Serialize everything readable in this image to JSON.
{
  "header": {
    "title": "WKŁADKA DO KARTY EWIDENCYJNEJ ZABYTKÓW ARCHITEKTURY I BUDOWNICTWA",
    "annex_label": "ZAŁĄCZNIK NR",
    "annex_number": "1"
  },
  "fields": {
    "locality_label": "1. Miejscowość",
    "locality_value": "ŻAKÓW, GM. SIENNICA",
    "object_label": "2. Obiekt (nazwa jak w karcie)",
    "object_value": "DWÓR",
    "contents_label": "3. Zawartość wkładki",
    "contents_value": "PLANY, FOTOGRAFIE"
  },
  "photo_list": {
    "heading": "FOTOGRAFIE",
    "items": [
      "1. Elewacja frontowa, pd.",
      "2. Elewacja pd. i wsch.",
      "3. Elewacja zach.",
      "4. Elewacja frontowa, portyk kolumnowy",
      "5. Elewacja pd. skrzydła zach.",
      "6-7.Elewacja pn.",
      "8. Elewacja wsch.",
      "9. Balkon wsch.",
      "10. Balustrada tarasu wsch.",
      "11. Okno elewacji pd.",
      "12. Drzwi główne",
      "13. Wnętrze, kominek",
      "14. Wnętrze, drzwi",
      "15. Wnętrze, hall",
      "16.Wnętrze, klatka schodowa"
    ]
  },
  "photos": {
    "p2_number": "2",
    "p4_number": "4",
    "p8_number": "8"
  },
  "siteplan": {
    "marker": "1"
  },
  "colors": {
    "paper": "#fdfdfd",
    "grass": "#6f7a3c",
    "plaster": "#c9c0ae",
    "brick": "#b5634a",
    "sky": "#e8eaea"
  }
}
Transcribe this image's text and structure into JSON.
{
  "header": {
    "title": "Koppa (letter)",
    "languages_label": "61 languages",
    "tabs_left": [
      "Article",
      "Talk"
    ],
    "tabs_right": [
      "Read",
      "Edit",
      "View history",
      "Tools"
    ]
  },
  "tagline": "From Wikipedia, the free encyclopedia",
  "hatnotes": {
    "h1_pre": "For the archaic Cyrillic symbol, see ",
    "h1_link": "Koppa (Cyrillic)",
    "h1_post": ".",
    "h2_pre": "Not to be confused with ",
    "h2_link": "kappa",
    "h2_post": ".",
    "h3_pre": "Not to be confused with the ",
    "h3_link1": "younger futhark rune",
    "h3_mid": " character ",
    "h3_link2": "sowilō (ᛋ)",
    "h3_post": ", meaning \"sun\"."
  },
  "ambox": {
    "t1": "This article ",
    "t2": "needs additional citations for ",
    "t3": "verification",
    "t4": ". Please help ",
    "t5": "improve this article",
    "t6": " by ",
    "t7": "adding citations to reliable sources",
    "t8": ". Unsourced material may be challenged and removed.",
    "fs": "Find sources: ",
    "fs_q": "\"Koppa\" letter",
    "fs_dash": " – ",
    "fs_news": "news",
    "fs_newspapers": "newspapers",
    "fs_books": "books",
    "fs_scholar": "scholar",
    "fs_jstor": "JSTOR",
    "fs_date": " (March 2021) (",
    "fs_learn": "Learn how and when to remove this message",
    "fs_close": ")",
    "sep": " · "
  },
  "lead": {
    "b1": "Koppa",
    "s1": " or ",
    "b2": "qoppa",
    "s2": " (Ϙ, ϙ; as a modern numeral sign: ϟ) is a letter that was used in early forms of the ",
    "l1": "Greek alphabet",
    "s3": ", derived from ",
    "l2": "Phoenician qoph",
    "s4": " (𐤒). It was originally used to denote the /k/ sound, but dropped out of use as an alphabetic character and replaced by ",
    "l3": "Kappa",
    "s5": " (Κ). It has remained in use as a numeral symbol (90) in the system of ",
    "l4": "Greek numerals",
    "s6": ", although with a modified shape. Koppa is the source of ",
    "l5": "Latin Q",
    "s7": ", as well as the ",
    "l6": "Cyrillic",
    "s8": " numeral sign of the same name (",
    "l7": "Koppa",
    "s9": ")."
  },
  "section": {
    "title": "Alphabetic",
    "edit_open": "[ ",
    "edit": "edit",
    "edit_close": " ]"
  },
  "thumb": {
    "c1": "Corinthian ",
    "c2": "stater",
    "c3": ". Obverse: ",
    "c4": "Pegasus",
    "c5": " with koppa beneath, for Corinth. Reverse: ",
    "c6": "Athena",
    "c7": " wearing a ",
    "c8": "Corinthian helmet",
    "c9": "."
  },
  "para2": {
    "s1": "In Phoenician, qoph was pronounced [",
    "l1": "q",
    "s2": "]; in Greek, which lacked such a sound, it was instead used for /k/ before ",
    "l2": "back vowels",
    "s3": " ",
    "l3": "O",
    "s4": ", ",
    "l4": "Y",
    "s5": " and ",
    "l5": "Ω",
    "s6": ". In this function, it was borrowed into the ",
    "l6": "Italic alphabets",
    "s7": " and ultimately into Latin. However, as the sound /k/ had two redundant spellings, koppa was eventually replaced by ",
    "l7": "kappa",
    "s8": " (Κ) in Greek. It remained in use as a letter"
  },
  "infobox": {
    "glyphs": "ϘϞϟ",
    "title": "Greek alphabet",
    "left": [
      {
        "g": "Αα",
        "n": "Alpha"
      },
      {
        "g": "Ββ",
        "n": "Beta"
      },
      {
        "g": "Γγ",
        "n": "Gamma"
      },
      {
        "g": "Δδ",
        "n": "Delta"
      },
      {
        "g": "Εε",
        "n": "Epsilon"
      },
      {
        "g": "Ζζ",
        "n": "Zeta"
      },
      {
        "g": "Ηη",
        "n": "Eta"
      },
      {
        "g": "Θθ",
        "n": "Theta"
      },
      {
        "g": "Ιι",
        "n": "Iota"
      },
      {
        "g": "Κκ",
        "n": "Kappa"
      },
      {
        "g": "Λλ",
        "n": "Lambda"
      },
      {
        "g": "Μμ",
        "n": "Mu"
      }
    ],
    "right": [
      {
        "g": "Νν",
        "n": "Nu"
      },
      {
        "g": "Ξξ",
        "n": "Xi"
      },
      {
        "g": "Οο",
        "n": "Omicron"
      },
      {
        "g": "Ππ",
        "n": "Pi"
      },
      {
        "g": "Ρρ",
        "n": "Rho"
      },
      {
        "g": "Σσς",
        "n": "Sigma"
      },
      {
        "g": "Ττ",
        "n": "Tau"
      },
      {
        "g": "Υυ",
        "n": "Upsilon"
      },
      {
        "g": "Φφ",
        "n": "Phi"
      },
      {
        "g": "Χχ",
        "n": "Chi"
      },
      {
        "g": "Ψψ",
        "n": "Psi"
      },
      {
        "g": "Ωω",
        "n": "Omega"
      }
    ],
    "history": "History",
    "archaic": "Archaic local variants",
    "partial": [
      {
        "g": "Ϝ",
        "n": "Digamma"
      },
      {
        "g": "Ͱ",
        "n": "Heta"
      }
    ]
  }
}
==
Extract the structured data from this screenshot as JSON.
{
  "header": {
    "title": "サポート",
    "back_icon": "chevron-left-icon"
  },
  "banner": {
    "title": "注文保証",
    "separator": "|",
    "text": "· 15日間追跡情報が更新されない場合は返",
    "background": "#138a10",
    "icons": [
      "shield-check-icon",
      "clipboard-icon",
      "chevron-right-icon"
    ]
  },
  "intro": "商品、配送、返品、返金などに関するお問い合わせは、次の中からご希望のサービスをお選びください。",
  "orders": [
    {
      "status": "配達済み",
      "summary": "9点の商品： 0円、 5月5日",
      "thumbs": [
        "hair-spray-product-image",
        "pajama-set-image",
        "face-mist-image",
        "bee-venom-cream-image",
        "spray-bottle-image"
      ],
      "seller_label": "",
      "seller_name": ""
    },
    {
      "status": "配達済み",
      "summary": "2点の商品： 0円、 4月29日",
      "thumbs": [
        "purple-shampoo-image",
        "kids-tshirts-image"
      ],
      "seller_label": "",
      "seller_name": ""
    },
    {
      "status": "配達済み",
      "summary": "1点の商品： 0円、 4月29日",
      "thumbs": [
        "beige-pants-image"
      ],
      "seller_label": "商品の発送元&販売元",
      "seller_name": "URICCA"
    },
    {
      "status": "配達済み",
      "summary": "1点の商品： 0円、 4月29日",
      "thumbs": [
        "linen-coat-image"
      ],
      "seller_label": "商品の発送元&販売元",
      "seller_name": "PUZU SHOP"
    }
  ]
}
* * *
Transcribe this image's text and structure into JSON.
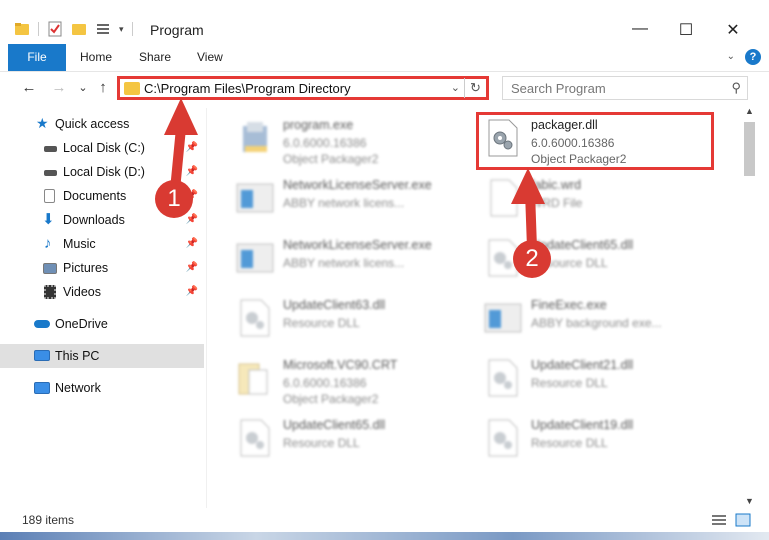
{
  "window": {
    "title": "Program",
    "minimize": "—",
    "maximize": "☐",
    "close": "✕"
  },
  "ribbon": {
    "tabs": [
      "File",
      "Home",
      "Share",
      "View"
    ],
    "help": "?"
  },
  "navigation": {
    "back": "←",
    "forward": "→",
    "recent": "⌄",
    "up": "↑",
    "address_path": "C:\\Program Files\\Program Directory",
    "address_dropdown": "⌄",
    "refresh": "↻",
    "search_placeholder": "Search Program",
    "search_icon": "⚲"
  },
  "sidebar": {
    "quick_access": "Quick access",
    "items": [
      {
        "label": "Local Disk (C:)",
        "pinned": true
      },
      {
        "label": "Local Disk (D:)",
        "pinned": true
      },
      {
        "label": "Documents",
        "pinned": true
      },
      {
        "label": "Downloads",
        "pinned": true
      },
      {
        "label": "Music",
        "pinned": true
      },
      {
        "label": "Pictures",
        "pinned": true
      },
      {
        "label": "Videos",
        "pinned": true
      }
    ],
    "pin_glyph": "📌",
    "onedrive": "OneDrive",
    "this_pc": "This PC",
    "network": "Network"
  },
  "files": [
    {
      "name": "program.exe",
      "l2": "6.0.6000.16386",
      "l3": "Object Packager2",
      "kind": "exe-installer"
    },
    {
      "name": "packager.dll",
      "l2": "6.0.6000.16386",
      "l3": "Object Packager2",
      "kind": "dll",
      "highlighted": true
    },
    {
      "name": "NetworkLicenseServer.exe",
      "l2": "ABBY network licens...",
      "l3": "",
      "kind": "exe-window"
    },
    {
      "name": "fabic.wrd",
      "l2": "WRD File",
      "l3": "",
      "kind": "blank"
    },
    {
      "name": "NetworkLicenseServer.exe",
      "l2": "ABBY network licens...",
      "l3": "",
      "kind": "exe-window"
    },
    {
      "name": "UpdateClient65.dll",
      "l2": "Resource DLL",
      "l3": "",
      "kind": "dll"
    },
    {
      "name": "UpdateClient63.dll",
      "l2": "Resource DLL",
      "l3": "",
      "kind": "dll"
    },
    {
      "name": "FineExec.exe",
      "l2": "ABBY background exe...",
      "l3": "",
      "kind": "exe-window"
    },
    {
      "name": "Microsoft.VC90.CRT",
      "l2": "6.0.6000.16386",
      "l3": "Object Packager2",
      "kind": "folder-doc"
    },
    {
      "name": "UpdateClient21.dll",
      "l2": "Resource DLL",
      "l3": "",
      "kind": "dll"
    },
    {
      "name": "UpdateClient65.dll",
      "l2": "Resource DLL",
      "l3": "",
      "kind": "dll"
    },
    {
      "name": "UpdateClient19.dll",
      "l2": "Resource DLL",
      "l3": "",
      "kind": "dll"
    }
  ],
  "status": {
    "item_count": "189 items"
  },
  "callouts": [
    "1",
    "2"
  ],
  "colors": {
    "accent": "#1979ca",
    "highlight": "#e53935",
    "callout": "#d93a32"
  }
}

* _What you should do_: Of the lines in the data above, how many contain the word "image"? Give only that figure.

* _Exercise response_: 12